● **Problem to solve**
Find how many lines hold the word "true" and give that number only.
◆ ◆ ◆ ◆
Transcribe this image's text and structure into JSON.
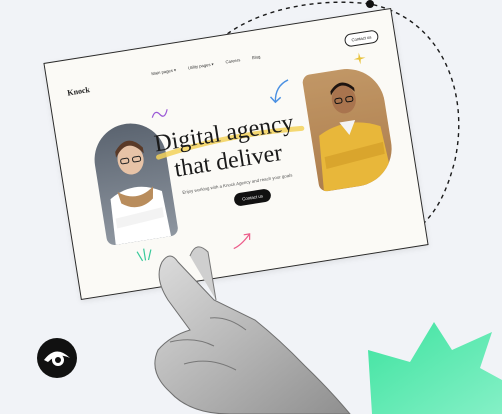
{
  "website": {
    "logo": "Knock",
    "nav": [
      "Main pages ▾",
      "Utility pages ▾",
      "Careers",
      "Blog"
    ],
    "contact_top": "Contact us",
    "headline_line1": "Digital agency",
    "headline_line2": "that deliver",
    "subtitle": "Enjoy working with a Knock Agency and reach your goals",
    "cta": "Contact us"
  },
  "icons": [
    "eye-icon"
  ],
  "colors": {
    "background": "#f1f3f7",
    "green_burst": "#4fe3a3",
    "card_bg": "#fbfaf6",
    "highlight": "#f2d15b",
    "button": "#111111"
  }
}
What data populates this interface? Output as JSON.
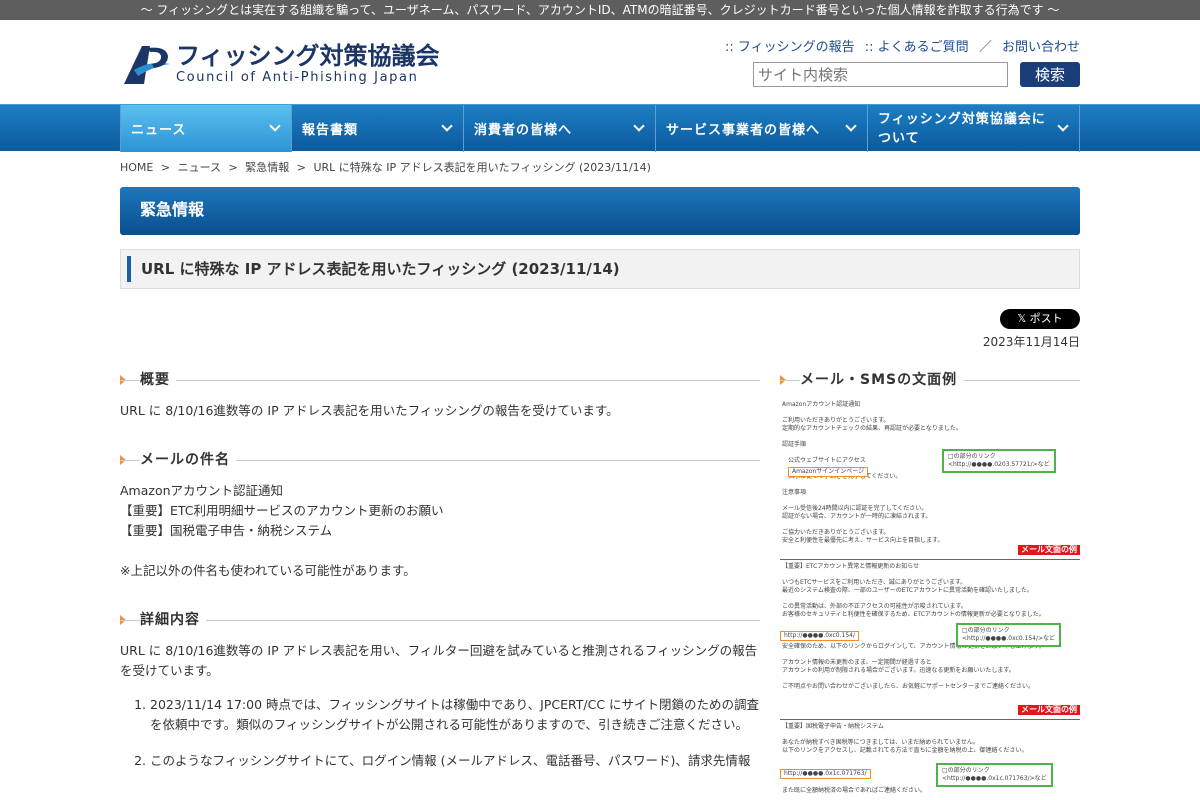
{
  "topbar": {
    "text": "〜 フィッシングとは実在する組織を騙って、ユーザネーム、パスワード、アカウントID、ATMの暗証番号、クレジットカード番号といった個人情報を詐取する行為です 〜"
  },
  "header": {
    "logo_jp": "フィッシング対策協議会",
    "logo_en": "Council of Anti-Phishing Japan",
    "links": [
      ":: フィッシングの報告",
      ":: よくあるご質問",
      "／",
      "お問い合わせ"
    ],
    "search_placeholder": "サイト内検索",
    "search_button": "検索"
  },
  "gnav": [
    {
      "label": "ニュース",
      "width": 172
    },
    {
      "label": "報告書類",
      "width": 172
    },
    {
      "label": "消費者の皆様へ",
      "width": 192
    },
    {
      "label": "サービス事業者の皆様へ",
      "width": 212
    },
    {
      "label": "フィッシング対策協議会について",
      "width": 212
    }
  ],
  "breadcrumb": [
    "HOME",
    ">",
    "ニュース",
    ">",
    "緊急情報",
    ">",
    "URL に特殊な IP アドレス表記を用いたフィッシング (2023/11/14)"
  ],
  "section_title": "緊急情報",
  "page_title": "URL に特殊な IP アドレス表記を用いたフィッシング (2023/11/14)",
  "share": {
    "xpost": "𝕏 ポスト",
    "date": "2023年11月14日"
  },
  "main": {
    "overview_h": "概要",
    "overview": "URL に 8/10/16進数等の IP アドレス表記を用いたフィッシングの報告を受けています。",
    "subject_h": "メールの件名",
    "subjects": [
      "Amazonアカウント認証通知",
      "【重要】ETC利用明細サービスのアカウント更新のお願い",
      "【重要】国税電子申告・納税システム"
    ],
    "subject_note": "※上記以外の件名も使われている可能性があります。",
    "detail_h": "詳細内容",
    "detail": "URL に 8/10/16進数等の IP アドレス表記を用い、フィルター回避を試みていると推測されるフィッシングの報告を受けています。",
    "list": [
      "2023/11/14 17:00 時点では、フィッシングサイトは稼働中であり、JPCERT/CC にサイト閉鎖のための調査を依頼中です。類似のフィッシングサイトが公開される可能性がありますので、引き続きご注意ください。",
      "このようなフィッシングサイトにて、ログイン情報 (メールアドレス、電話番号、パスワード)、請求先情報"
    ]
  },
  "side": {
    "h": "メール・SMSの文面例",
    "tag": "メール文面の例",
    "m1": [
      "Amazonアカウント認証通知",
      "",
      "ご利用いただきありがとうございます。",
      "定期的なアカウントチェックの結果、再認証が必要となりました。",
      "",
      "認証手順",
      "",
      "　公式ウェブサイトにアクセス",
      "",
      "　指示に従って手続きを完了してください。",
      "",
      "注意事項",
      "",
      "メール受信後24時間以内に認証を完了してください。",
      "認証がない場合、アカウントが一時的に凍結されます。",
      "",
      "ご協力いただきありがとうございます。",
      "安全と利便性を最優先に考え、サービス向上を目指します。"
    ],
    "m1_orange": "Amazonサインインページ",
    "m1_green": [
      "□の部分のリンク",
      "<http://●●●●.0203.57721/>など"
    ],
    "m2": [
      "【重要】ETCアカウント異常と情報更新のお知らせ",
      "",
      "いつもETCサービスをご利用いただき、誠にありがとうございます。",
      "最近のシステム検査の際、一部のユーザーのETCアカウントに異常活動を確認いたしました。",
      "",
      "この異常活動は、外部の不正アクセスの可能性が示唆されています。",
      "お客様のセキュリティと利便性を確保するため、ETCアカウントの情報更新が必要となりました。",
      "",
      "",
      "",
      "安全確保のため、以下のリンクからログインして、アカウント情報の更新をお願い申し上げます。",
      "",
      "アカウント情報の未更新のまま、一定期間が経過すると",
      "アカウントの利用が制限される場合がございます。迅速なる更新をお願いいたします。",
      "",
      "ご不明点やお問い合わせがございましたら、お気軽にサポートセンターまでご連絡ください。"
    ],
    "m2_orange": "http://●●●●.0xc0.154/",
    "m2_green": [
      "□の部分のリンク",
      "<http://●●●●.0xc0.154/>など"
    ],
    "m3": [
      "【重要】国税電子申告・納税システム",
      "",
      "あなたが納税すべき国税等につきましては、いまだ納められていません。",
      "以下のリンクをアクセスし、記載されてる方法で直ちに金額を納税の上、御連絡ください。",
      "",
      "",
      "",
      "",
      "また既に全額納税済の場合であればご連絡ください。"
    ],
    "m3_orange": "http://●●●●.0x1c.071763/",
    "m3_green": [
      "□の部分のリンク",
      "<http://●●●●.0x1c.071763/>など"
    ]
  }
}
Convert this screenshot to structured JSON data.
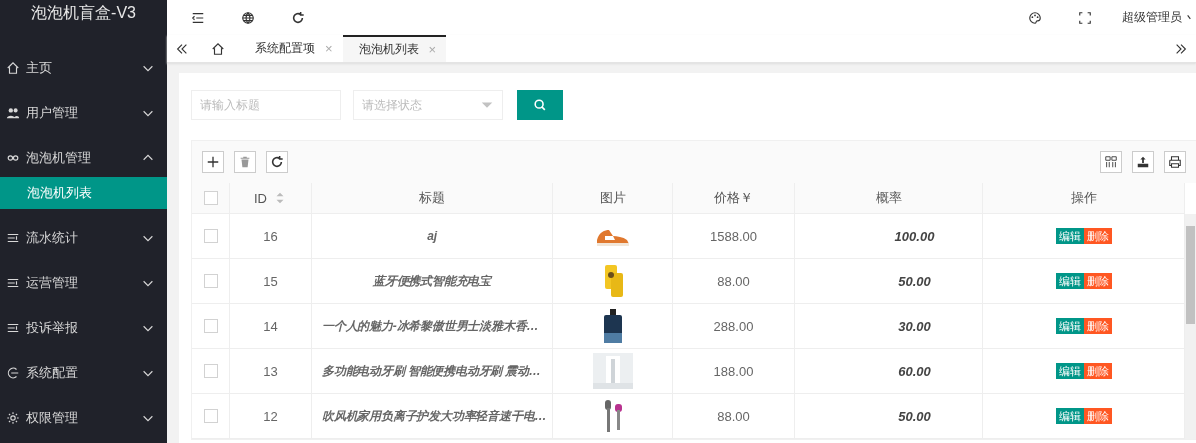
{
  "sidebar": {
    "title": "泡泡机盲盒-V3",
    "items": [
      {
        "label": "主页",
        "expanded": false,
        "selected": false
      },
      {
        "label": "用户管理",
        "expanded": false,
        "selected": false
      },
      {
        "label": "泡泡机管理",
        "expanded": true,
        "selected": false,
        "children": [
          {
            "label": "泡泡机列表",
            "selected": true
          }
        ]
      },
      {
        "label": "流水统计",
        "expanded": false,
        "selected": false
      },
      {
        "label": "运营管理",
        "expanded": false,
        "selected": false
      },
      {
        "label": "投诉举报",
        "expanded": false,
        "selected": false
      },
      {
        "label": "系统配置",
        "expanded": false,
        "selected": false
      },
      {
        "label": "权限管理",
        "expanded": false,
        "selected": false
      }
    ]
  },
  "header": {
    "user": "超级管理员"
  },
  "tabs": [
    {
      "kind": "home",
      "selected": false
    },
    {
      "kind": "page",
      "label": "系统配置项",
      "close": "×",
      "selected": false
    },
    {
      "kind": "page",
      "label": "泡泡机列表",
      "close": "×",
      "selected": true
    }
  ],
  "search": {
    "title_placeholder": "请输入标题",
    "status_placeholder": "请选择状态"
  },
  "table": {
    "header_checked": false,
    "columns": [
      "ID",
      "标题",
      "图片",
      "价格￥",
      "概率",
      "操作"
    ],
    "rows": [
      {
        "checked": false,
        "id": "16",
        "title": "aj",
        "image": {
          "kind": "picture"
        },
        "price": "1588.00",
        "probability": "100.00",
        "actions": [
          "编辑",
          "删除"
        ]
      },
      {
        "checked": false,
        "id": "15",
        "title": "蓝牙便携式智能充电宝",
        "image": {
          "kind": "picture"
        },
        "price": "88.00",
        "probability": "50.00",
        "actions": [
          "编辑",
          "删除"
        ]
      },
      {
        "checked": false,
        "id": "14",
        "title": "一个人的魅力-冰希黎傲世男士淡雅木香…",
        "image": {
          "kind": "picture"
        },
        "price": "288.00",
        "probability": "30.00",
        "actions": [
          "编辑",
          "删除"
        ]
      },
      {
        "checked": false,
        "id": "13",
        "title": "多功能电动牙刷 智能便携电动牙刷 震动…",
        "image": {
          "kind": "picture"
        },
        "price": "188.00",
        "probability": "60.00",
        "actions": [
          "编辑",
          "删除"
        ]
      },
      {
        "checked": false,
        "id": "12",
        "title": "吹风机家用负离子护发大功率轻音速干电…",
        "image": {
          "kind": "picture"
        },
        "price": "88.00",
        "probability": "50.00",
        "actions": [
          "编辑",
          "删除"
        ]
      }
    ]
  }
}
◆ ◆ ◆ ◆
● **Task result**
3